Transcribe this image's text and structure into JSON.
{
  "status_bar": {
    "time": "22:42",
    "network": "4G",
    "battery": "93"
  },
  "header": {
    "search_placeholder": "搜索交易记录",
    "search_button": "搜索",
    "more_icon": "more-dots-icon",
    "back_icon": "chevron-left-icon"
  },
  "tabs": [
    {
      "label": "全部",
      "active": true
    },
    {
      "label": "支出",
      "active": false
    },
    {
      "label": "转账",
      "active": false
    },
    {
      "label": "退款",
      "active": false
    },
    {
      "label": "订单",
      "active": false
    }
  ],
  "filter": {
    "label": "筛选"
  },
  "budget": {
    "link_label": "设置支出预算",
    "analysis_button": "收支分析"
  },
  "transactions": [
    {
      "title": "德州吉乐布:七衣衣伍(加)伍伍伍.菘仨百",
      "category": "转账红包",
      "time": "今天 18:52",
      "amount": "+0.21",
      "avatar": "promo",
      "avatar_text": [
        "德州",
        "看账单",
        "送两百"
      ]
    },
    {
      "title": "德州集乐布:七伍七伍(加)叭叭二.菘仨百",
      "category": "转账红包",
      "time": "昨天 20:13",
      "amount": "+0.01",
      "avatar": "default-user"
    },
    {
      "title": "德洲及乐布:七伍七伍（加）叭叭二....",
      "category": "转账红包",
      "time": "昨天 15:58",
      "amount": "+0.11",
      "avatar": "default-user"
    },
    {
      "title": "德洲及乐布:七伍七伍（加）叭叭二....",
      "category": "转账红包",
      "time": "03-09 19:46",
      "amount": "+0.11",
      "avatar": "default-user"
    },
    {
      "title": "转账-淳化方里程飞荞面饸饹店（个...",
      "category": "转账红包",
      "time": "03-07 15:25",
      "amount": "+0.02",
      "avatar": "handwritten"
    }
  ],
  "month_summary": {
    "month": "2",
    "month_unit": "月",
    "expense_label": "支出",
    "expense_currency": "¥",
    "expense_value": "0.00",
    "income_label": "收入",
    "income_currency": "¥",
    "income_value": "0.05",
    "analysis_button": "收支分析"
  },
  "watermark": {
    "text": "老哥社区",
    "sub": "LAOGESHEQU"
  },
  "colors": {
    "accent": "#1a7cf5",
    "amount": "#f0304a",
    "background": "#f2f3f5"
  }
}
————————
From the data, pick out every line that includes "time".

    "time": "22:42",
      "time": "今天 18:52",
      "time": "昨天 20:13",
      "time": "昨天 15:58",
      "time": "03-09 19:46",
      "time": "03-07 15:25",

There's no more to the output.